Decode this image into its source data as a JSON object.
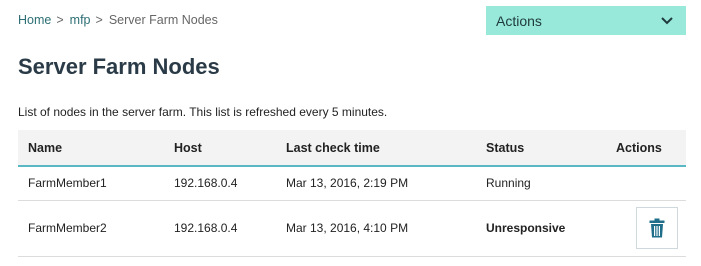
{
  "breadcrumb": {
    "home": "Home",
    "sep1": ">",
    "mfp": "mfp",
    "sep2": ">",
    "current": "Server Farm Nodes"
  },
  "actions_menu": {
    "label": "Actions",
    "icon": "chevron-down-icon",
    "color": "#98e9da"
  },
  "page": {
    "title": "Server Farm Nodes",
    "description": "List of nodes in the server farm. This list is refreshed every 5 minutes."
  },
  "table": {
    "headers": {
      "name": "Name",
      "host": "Host",
      "last_check": "Last check time",
      "status": "Status",
      "actions": "Actions"
    },
    "rows": [
      {
        "name": "FarmMember1",
        "host": "192.168.0.4",
        "last_check": "Mar 13, 2016, 2:19 PM",
        "status": "Running",
        "status_color": "#7cba3d"
      },
      {
        "name": "FarmMember2",
        "host": "192.168.0.4",
        "last_check": "Mar 13, 2016, 4:10 PM",
        "status": "Unresponsive",
        "status_color": "#e0323a",
        "action_icon": "trash-icon"
      }
    ]
  }
}
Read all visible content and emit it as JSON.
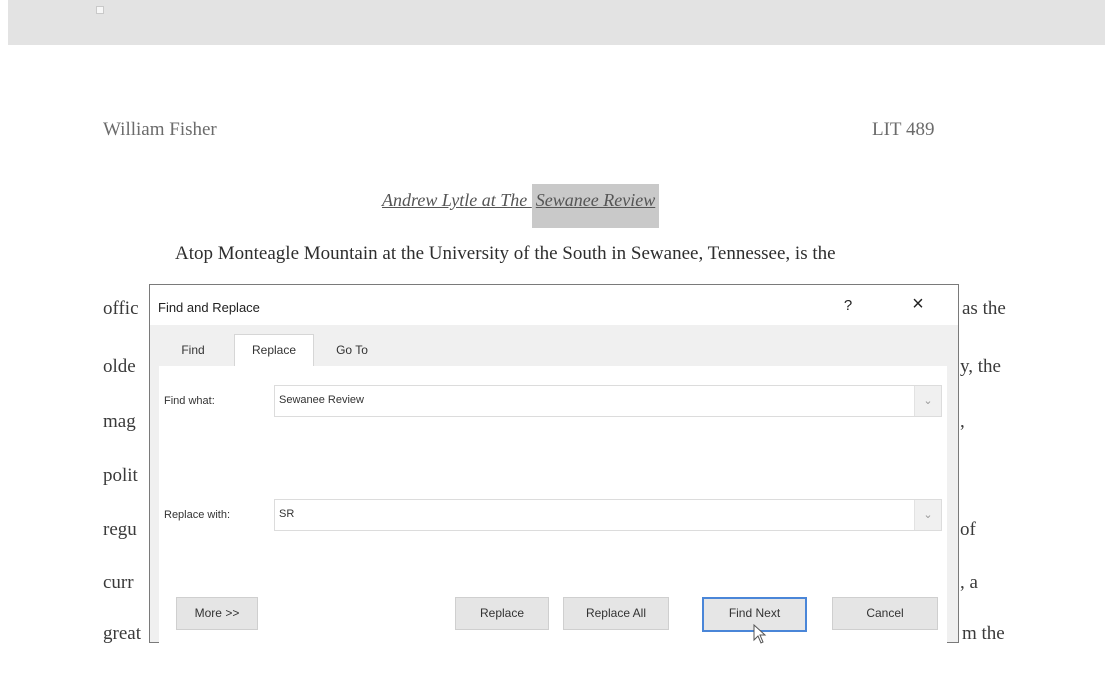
{
  "document": {
    "header_name": "William Fisher",
    "header_course": "LIT 489",
    "title_part1": "Andrew Lytle at The ",
    "title_part2": "Sewanee Review",
    "first_line": "Atop Monteagle Mountain at the University of the South in Sewanee, Tennessee, is the",
    "left_fragments": [
      "offic",
      "olde",
      "mag",
      "polit",
      "regu",
      "curr",
      "great"
    ],
    "right_fragments": [
      "as the",
      "y, the",
      ",",
      "",
      "of",
      ", a",
      "m the"
    ]
  },
  "dialog": {
    "title": "Find and Replace",
    "help_label": "?",
    "close_label": "×",
    "tabs": [
      "Find",
      "Replace",
      "Go To"
    ],
    "find_label": "Find what:",
    "find_value": "Sewanee Review",
    "replace_label": "Replace with:",
    "replace_value": "SR",
    "dropdown_glyph": "⌄",
    "buttons": {
      "more": "More >>",
      "replace": "Replace",
      "replace_all": "Replace All",
      "find_next": "Find Next",
      "cancel": "Cancel"
    }
  }
}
== == ==
## WHAT YOU WILL DO
Print all of the entries word for word. Skip any images they contain.

## SOLUTION TO THIS TASK
Decode this image into its source data as a JSON object.
{
  "breadcrumb": {
    "home": "Home",
    "sep1": ">",
    "mfp": "mfp",
    "sep2": ">",
    "current": "Server Farm Nodes"
  },
  "actions_menu": {
    "label": "Actions",
    "icon": "chevron-down-icon",
    "color": "#98e9da"
  },
  "page": {
    "title": "Server Farm Nodes",
    "description": "List of nodes in the server farm. This list is refreshed every 5 minutes."
  },
  "table": {
    "headers": {
      "name": "Name",
      "host": "Host",
      "last_check": "Last check time",
      "status": "Status",
      "actions": "Actions"
    },
    "rows": [
      {
        "name": "FarmMember1",
        "host": "192.168.0.4",
        "last_check": "Mar 13, 2016, 2:19 PM",
        "status": "Running",
        "status_color": "#7cba3d"
      },
      {
        "name": "FarmMember2",
        "host": "192.168.0.4",
        "last_check": "Mar 13, 2016, 4:10 PM",
        "status": "Unresponsive",
        "status_color": "#e0323a",
        "action_icon": "trash-icon"
      }
    ]
  }
}
Read all visible content and emit it as JSON.
{
  "document": {
    "header_name": "William Fisher",
    "header_course": "LIT 489",
    "title_part1": "Andrew Lytle at The ",
    "title_part2": "Sewanee Review",
    "first_line": "Atop Monteagle Mountain at the University of the South in Sewanee, Tennessee, is the",
    "left_fragments": [
      "offic",
      "olde",
      "mag",
      "polit",
      "regu",
      "curr",
      "great"
    ],
    "right_fragments": [
      "as the",
      "y, the",
      ",",
      "",
      "of",
      ", a",
      "m the"
    ]
  },
  "dialog": {
    "title": "Find and Replace",
    "help_label": "?",
    "close_label": "×",
    "tabs": [
      "Find",
      "Replace",
      "Go To"
    ],
    "find_label": "Find what:",
    "find_value": "Sewanee Review",
    "replace_label": "Replace with:",
    "replace_value": "SR",
    "dropdown_glyph": "⌄",
    "buttons": {
      "more": "More >>",
      "replace": "Replace",
      "replace_all": "Replace All",
      "find_next": "Find Next",
      "cancel": "Cancel"
    }
  }
}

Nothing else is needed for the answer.